Stated problem ::
Go through the material below and copy all lines with "Expected".

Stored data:
————————

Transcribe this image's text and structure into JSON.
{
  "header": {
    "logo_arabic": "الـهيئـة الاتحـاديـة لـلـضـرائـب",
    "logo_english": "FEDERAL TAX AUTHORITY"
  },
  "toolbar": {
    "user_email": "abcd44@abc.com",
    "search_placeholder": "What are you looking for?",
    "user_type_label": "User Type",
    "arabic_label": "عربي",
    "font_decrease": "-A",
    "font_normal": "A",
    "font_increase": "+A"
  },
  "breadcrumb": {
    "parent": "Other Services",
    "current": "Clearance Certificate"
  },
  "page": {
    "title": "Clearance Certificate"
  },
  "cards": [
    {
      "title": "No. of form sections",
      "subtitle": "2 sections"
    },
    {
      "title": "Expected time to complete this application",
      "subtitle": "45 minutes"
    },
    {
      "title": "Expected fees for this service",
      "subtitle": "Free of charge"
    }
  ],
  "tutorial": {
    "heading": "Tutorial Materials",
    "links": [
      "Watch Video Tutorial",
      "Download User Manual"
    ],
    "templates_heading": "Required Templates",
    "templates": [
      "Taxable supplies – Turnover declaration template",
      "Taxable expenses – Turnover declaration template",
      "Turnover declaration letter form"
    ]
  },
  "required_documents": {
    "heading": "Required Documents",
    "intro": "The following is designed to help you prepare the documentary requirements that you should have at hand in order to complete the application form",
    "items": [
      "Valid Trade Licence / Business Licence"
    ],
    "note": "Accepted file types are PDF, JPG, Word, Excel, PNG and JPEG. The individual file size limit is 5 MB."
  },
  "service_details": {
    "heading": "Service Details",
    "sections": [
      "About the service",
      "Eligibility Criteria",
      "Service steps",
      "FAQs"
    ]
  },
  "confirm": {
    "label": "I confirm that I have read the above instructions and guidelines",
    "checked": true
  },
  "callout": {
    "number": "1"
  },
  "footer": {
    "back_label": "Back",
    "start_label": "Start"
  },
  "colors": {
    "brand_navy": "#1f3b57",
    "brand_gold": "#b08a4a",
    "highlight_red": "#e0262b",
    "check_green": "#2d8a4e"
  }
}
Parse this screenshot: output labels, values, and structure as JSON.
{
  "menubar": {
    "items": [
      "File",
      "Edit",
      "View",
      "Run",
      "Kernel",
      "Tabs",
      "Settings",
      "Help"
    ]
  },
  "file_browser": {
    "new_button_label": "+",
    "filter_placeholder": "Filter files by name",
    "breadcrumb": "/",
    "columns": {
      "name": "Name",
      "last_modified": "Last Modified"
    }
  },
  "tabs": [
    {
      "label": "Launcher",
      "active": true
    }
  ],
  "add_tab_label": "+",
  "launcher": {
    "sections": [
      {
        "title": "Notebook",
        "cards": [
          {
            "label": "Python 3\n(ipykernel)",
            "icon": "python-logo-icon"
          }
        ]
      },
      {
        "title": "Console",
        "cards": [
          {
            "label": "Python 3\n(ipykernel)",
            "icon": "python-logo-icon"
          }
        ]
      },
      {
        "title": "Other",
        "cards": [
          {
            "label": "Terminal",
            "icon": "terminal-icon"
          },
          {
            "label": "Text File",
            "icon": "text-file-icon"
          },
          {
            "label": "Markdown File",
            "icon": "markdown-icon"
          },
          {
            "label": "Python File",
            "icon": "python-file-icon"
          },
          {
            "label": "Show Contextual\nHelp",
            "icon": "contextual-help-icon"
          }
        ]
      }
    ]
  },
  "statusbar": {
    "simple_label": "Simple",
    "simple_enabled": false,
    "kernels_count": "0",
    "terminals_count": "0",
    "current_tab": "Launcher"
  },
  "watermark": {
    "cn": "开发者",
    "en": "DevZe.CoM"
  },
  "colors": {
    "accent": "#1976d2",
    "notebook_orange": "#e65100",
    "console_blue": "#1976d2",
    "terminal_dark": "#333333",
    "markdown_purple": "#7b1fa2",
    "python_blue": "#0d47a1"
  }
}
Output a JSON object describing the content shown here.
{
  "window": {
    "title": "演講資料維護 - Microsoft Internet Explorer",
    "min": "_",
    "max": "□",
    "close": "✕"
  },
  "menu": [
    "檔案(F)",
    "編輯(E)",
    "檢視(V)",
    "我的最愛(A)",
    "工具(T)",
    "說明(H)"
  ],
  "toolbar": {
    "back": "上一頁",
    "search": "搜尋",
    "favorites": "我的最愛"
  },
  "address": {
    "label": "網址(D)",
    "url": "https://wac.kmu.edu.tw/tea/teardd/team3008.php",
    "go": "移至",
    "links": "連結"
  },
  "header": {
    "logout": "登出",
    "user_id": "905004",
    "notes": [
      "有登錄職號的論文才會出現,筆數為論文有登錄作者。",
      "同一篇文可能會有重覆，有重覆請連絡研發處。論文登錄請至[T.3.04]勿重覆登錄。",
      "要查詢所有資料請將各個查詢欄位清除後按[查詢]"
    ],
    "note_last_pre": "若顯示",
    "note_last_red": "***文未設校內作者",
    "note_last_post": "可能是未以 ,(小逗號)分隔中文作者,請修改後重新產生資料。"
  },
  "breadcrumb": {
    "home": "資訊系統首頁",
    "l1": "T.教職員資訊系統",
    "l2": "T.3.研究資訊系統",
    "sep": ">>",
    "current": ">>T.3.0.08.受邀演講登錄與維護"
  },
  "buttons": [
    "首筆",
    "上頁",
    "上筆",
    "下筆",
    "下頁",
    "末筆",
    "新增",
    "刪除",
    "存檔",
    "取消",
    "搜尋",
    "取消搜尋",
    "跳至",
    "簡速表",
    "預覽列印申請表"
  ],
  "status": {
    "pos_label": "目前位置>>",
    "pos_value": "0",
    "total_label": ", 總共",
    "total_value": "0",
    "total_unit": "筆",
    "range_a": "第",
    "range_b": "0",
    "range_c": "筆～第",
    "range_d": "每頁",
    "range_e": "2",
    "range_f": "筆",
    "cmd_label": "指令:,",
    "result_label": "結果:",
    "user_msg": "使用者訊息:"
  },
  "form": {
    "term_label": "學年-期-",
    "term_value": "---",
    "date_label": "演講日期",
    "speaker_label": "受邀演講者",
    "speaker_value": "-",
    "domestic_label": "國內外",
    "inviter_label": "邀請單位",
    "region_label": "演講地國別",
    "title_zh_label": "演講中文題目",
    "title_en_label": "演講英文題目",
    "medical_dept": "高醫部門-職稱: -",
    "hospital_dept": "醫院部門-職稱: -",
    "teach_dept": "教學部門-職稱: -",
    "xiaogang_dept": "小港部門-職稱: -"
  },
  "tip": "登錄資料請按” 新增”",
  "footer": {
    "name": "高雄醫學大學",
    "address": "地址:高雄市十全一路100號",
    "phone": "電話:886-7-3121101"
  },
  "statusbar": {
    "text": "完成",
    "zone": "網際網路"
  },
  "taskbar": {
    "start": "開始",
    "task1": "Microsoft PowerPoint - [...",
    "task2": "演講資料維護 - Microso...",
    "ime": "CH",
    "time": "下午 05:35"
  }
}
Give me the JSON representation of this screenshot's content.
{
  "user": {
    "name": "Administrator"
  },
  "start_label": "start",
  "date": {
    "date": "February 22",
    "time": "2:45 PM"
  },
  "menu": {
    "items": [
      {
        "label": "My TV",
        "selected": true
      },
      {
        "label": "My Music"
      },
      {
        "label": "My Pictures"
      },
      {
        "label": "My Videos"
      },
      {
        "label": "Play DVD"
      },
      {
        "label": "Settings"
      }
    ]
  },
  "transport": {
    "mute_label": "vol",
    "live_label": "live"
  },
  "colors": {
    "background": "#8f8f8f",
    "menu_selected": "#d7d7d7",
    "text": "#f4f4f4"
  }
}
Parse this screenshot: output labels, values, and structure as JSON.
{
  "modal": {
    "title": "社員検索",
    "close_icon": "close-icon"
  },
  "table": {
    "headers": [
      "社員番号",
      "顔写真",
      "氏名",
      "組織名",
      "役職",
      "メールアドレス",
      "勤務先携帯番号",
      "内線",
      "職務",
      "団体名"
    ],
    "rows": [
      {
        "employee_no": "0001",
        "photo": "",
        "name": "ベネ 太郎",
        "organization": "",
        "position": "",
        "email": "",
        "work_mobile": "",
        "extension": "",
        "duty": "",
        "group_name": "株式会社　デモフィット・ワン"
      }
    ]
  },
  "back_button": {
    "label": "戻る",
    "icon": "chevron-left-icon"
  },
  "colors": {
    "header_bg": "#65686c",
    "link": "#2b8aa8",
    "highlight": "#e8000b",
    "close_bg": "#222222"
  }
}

————————

Finished task ::
      "title": "Expected time to complete this application",
      "title": "Expected fees for this service",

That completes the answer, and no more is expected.